**Exercise aim:** Pull out every line of the items below that contains the string "blank", and note that matches must be case-sensitive.

**Record excerpts:**
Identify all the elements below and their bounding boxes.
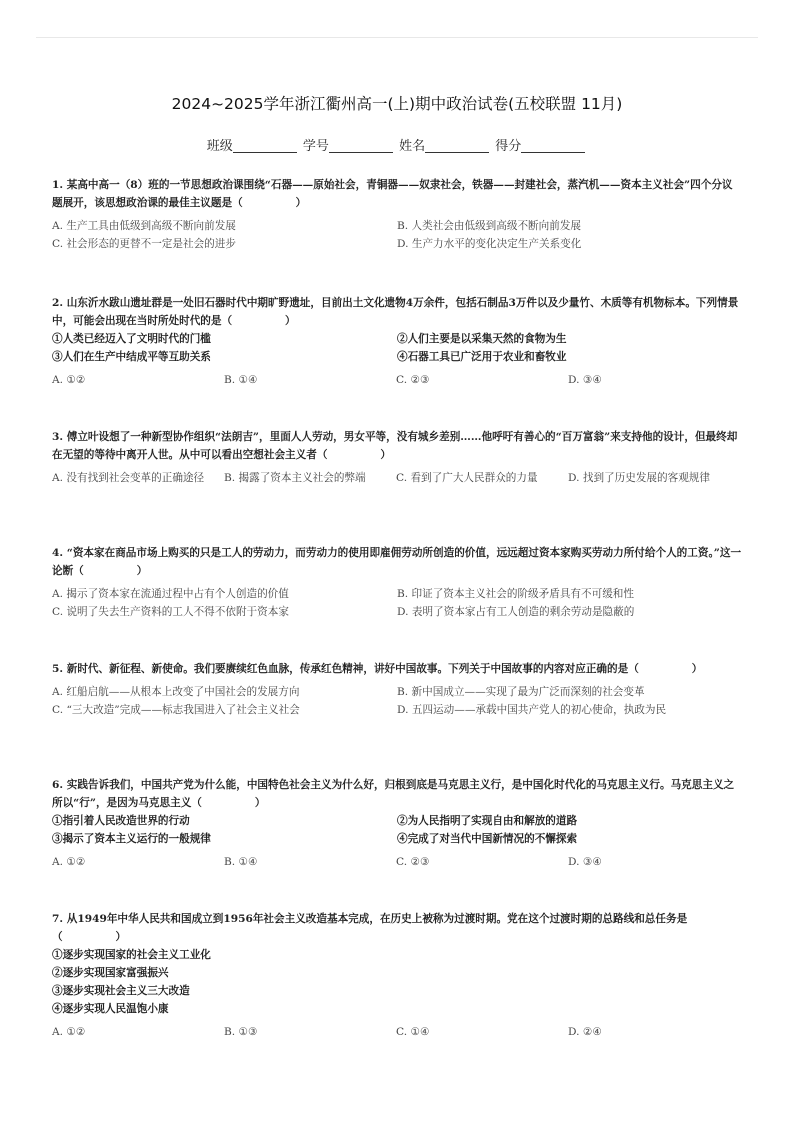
option-a[interactable]: A. ①② [52,1026,86,1038]
option-a[interactable]: A. ①② [52,374,86,386]
score-blank[interactable] [521,139,585,153]
statement-1: ①人类已经迈入了文明时代的门槛 [52,333,211,345]
option-d[interactable]: D. ③④ [568,374,602,386]
option-d[interactable]: D. ③④ [568,856,602,868]
statement-2: ②逐步实现国家富强振兴 [52,967,169,979]
question-stem: 7. 从1949年中华人民共和国成立到1956年社会主义改造基本完成，在历史上被称为过渡时期。党在这个过渡时期的总路线和总任务是（ ） [52,913,688,943]
option-b[interactable]: B. 揭露了资本主义社会的弊端 [224,472,366,484]
option-d[interactable]: D. 生产力水平的变化决定生产关系变化 [397,238,582,250]
statement-4: ④逐步实现人民温饱小康 [52,1003,169,1015]
statement-4: ④石器工具已广泛用于农业和畜牧业 [397,351,567,363]
class-label: 班级 [206,139,233,154]
question-7 [52,910,742,1041]
option-b[interactable]: B. ①④ [224,856,258,868]
statement-1: ①逐步实现国家的社会主义工业化 [52,949,211,961]
score-label: 得分 [495,139,522,154]
student-number-label: 学号 [302,139,329,154]
question-6 [52,776,742,871]
question-1 [52,176,742,253]
statement-2: ②人们主要是以采集天然的食物为生 [397,333,567,345]
question-stem: 1. 某高中高一（8）班的一节思想政治课围绕“石器——原始社会，青铜器——奴隶社会，铁器——封建社会，蒸汽机——资本主义社会”四个分议题展开，该思想政治课的最佳主议题是（ ） [52,179,733,209]
name-label: 姓名 [399,139,426,154]
class-blank[interactable] [233,139,297,153]
option-c[interactable]: C. ②③ [396,856,430,868]
option-c[interactable]: C. ①④ [396,1026,430,1038]
option-c[interactable]: C. 社会形态的更替不一定是社会的进步 [52,238,236,250]
question-4 [52,544,742,621]
option-d[interactable]: D. 五四运动——承载中国共产党人的初心使命，执政为民 [397,704,667,716]
name-blank[interactable] [425,139,489,153]
question-stem: 5. 新时代、新征程、新使命。我们要赓续红色血脉，传承红色精神，讲好中国故事。下列关于中国故事的内容对应正确的是（ ） [52,663,703,675]
student-number-blank[interactable] [329,139,393,153]
question-stem: 6. 实践告诉我们，中国共产党为什么能，中国特色社会主义为什么好，归根到底是马克思主义行，是中国化时代化的马克思主义行。马克思主义之所以“行”，是因为马克思主义（ ） [52,779,735,809]
student-info-line [0,135,794,154]
statement-2: ②为人民指明了实现自由和解放的道路 [397,815,578,827]
question-2 [52,294,742,389]
option-d[interactable]: D. 找到了历史发展的客观规律 [568,472,710,484]
option-d[interactable]: D. ②④ [568,1026,602,1038]
statement-3: ③揭示了资本主义运行的一般规律 [52,833,211,845]
option-a[interactable]: A. 红船启航——从根本上改变了中国社会的发展方向 [52,686,300,698]
option-c[interactable]: C. ②③ [396,374,430,386]
option-b[interactable]: B. ①④ [224,374,258,386]
question-stem: 3. 傅立叶设想了一种新型协作组织“法朗吉”，里面人人劳动，男女平等，没有城乡差别……他呼吁有善心的“百万富翁”来支持他的设计，但最终却在无望的等待中离开人世。从中可以看出空想社会主义者（ ） [52,431,738,461]
option-a[interactable]: A. 生产工具由低级到高级不断向前发展 [52,220,236,232]
question-stem: 2. 山东沂水跋山遗址群是一处旧石器时代中期旷野遗址，目前出土文化遗物4万余件，包括石制品3万件以及少量竹、木质等有机物标本。下列情景中，可能会出现在当时所处时代的是（ ） [52,297,739,327]
option-b[interactable]: B. 印证了资本主义社会的阶级矛盾具有不可缓和性 [397,588,634,600]
option-b[interactable]: B. 人类社会由低级到高级不断向前发展 [397,220,582,232]
option-b[interactable]: B. 新中国成立——实现了最为广泛而深刻的社会变革 [397,686,645,698]
statement-3: ③人们在生产中结成平等互助关系 [52,351,211,363]
statement-4: ④完成了对当代中国新情况的不懈探索 [397,833,578,845]
question-3 [52,428,742,487]
option-c[interactable]: C. 看到了广大人民群众的力量 [396,472,538,484]
option-a[interactable]: A. 没有找到社会变革的正确途径 [52,472,205,484]
option-c[interactable]: C. 说明了失去生产资料的工人不得不依附于资本家 [52,606,289,618]
option-a[interactable]: A. ①② [52,856,86,868]
question-5 [52,660,742,719]
top-divider [36,37,758,38]
statement-1: ①指引着人民改造世界的行动 [52,815,190,827]
page-title: 2024~2025学年浙江衢州高一(上)期中政治试卷(五校联盟 11月) [171,95,623,113]
option-a[interactable]: A. 揭示了资本家在流通过程中占有个人创造的价值 [52,588,289,600]
question-stem: 4. “资本家在商品市场上购买的只是工人的劳动力，而劳动力的使用即雇佣劳动所创造的价值，远远超过资本家购买劳动力所付给个人的工资。”这一论断（ ） [52,547,742,577]
option-b[interactable]: B. ①③ [224,1026,258,1038]
option-d[interactable]: D. 表明了资本家占有工人创造的剩余劳动是隐蔽的 [397,606,635,618]
statement-3: ③逐步实现社会主义三大改造 [52,985,190,997]
option-c[interactable]: C. “三大改造”完成——标志我国进入了社会主义社会 [52,704,300,716]
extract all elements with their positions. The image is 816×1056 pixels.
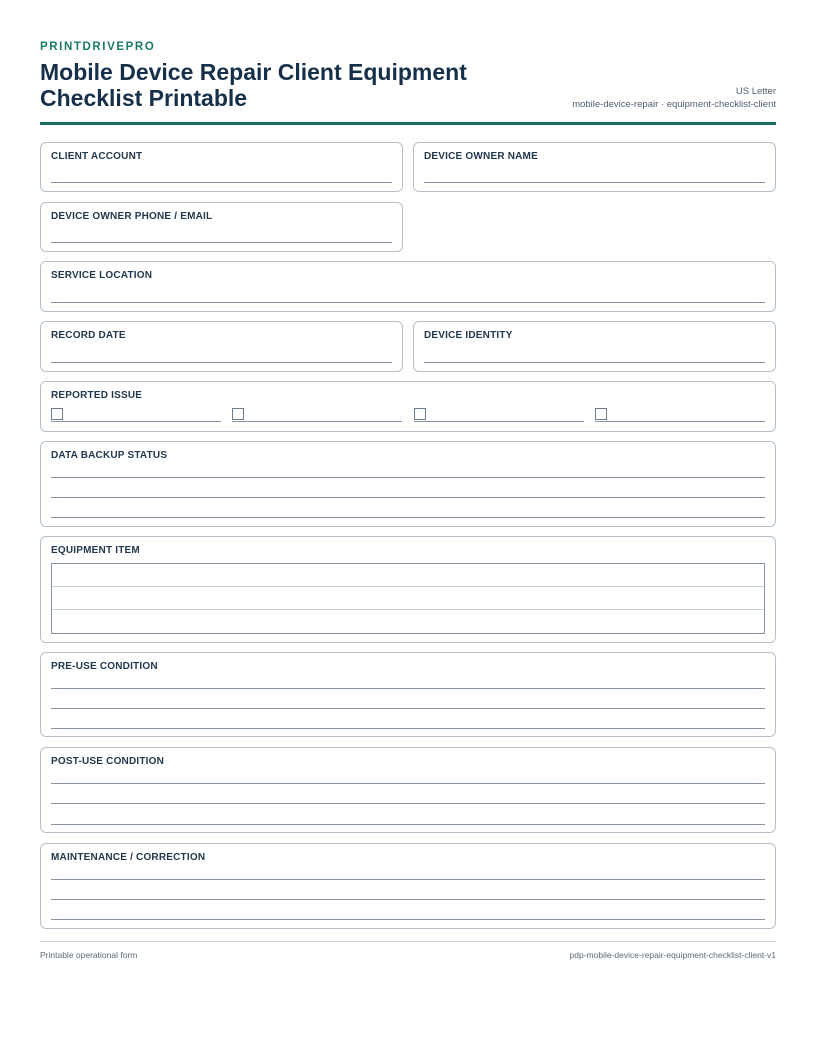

**Solution:**
score-blank[interactable] [521,139,585,153]
class-blank[interactable] [233,139,297,153]
name-blank[interactable] [425,139,489,153]
student-number-blank[interactable] [329,139,393,153]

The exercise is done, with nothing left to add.